— start Material provided —
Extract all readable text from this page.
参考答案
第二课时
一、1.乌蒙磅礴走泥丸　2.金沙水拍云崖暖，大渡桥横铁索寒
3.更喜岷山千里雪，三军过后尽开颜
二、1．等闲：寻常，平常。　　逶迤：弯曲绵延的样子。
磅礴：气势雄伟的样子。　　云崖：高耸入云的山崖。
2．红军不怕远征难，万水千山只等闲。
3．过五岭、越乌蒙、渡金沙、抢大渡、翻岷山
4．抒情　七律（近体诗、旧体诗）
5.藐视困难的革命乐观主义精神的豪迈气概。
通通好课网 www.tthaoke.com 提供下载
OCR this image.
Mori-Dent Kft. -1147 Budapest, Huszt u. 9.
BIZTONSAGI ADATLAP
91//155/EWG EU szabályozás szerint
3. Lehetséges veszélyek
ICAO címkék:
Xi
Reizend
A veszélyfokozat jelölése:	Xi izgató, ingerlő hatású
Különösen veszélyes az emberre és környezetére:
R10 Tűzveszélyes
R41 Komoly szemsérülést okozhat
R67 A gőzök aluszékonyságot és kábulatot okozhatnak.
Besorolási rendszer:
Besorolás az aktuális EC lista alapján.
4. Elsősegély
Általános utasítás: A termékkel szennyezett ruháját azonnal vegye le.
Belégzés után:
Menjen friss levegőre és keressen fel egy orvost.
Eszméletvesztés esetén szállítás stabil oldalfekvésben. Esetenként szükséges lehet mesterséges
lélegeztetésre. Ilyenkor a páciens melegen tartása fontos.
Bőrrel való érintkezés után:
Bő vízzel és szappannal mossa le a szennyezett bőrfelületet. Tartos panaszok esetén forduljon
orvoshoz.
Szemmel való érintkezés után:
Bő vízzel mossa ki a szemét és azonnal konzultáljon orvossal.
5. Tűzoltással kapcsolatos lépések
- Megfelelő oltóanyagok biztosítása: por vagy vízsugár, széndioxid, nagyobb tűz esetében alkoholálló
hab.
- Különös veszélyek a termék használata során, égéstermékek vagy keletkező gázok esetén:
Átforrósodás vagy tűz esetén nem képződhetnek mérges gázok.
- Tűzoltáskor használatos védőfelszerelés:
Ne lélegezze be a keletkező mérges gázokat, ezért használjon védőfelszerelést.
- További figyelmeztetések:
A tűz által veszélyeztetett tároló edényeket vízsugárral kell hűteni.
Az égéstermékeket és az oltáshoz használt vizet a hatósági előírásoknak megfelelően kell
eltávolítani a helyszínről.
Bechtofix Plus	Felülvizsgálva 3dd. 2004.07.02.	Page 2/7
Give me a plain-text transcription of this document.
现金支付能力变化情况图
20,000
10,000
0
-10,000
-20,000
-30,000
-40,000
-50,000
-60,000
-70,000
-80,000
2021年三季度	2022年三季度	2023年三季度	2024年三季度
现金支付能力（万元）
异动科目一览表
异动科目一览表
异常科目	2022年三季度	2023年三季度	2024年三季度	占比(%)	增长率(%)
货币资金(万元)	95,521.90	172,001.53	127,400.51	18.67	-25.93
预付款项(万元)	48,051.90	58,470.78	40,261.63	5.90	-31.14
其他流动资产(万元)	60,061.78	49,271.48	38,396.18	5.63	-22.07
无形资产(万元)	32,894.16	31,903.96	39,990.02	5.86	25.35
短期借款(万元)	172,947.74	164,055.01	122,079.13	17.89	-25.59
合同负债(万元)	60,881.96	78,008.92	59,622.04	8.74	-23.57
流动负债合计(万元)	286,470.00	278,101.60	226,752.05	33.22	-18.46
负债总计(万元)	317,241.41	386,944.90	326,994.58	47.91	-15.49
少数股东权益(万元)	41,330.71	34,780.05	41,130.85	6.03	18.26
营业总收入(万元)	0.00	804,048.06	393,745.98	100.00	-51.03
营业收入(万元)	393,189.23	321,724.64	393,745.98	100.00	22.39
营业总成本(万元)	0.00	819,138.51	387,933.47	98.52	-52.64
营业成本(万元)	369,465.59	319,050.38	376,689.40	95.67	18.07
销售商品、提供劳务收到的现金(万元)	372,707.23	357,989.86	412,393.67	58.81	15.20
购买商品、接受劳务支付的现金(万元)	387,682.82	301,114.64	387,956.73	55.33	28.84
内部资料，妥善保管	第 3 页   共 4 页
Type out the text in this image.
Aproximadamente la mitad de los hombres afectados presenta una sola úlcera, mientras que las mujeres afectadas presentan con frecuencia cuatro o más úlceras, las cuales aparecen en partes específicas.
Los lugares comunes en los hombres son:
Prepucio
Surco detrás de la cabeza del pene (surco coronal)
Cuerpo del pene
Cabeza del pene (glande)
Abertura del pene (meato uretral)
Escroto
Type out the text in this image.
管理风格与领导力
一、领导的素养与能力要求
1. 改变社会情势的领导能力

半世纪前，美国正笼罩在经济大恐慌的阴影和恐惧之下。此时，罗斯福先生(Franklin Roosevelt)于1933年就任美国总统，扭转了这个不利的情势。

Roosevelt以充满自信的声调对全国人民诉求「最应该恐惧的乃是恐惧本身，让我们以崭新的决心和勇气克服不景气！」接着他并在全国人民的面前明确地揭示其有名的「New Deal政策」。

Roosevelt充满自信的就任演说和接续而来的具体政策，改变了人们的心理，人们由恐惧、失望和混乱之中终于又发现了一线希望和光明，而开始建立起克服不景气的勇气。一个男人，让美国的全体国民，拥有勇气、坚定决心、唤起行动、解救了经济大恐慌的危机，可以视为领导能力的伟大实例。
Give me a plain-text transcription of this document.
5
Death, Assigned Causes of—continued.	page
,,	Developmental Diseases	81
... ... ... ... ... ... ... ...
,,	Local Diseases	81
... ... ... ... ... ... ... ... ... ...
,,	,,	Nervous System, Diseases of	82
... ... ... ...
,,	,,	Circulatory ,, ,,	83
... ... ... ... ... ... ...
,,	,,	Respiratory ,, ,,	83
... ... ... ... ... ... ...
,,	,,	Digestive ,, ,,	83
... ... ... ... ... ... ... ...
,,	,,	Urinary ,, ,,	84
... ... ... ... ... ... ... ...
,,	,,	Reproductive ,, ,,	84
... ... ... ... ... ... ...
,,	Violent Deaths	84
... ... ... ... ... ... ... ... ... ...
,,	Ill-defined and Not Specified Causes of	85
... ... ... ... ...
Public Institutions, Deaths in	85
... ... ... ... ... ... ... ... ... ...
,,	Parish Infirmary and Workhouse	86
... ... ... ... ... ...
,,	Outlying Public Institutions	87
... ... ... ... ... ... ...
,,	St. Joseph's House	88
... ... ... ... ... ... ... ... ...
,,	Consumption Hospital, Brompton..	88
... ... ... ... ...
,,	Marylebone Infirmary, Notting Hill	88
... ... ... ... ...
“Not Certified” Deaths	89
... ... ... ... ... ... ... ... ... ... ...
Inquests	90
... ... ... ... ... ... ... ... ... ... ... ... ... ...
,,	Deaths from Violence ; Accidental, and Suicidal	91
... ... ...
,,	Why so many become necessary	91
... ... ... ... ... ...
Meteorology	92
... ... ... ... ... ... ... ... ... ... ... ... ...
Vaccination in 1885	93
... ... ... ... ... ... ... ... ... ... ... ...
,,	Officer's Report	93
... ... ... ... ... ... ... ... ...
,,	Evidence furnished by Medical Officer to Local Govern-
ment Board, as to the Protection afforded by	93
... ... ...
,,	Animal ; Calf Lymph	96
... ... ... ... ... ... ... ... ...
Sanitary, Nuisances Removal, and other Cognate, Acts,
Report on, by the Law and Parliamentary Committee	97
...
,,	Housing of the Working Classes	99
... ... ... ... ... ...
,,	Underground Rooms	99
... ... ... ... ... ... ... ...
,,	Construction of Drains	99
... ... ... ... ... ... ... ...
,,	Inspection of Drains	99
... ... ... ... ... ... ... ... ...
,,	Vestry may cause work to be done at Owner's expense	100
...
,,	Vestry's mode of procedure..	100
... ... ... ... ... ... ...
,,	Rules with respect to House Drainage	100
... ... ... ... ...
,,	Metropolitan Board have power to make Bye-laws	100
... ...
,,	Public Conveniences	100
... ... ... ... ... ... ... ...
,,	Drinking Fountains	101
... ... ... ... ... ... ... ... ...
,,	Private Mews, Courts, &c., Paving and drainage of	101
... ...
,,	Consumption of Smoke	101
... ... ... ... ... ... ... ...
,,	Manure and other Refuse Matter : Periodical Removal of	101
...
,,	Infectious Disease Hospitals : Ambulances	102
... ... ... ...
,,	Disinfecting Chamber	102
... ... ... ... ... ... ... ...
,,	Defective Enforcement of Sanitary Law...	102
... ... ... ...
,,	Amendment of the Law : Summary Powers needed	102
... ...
— end Material provided —
Select, from the listing, all lines that include the word "Consumption".

,,	Consumption Hospital, Brompton..	88
,,	Consumption of Smoke	101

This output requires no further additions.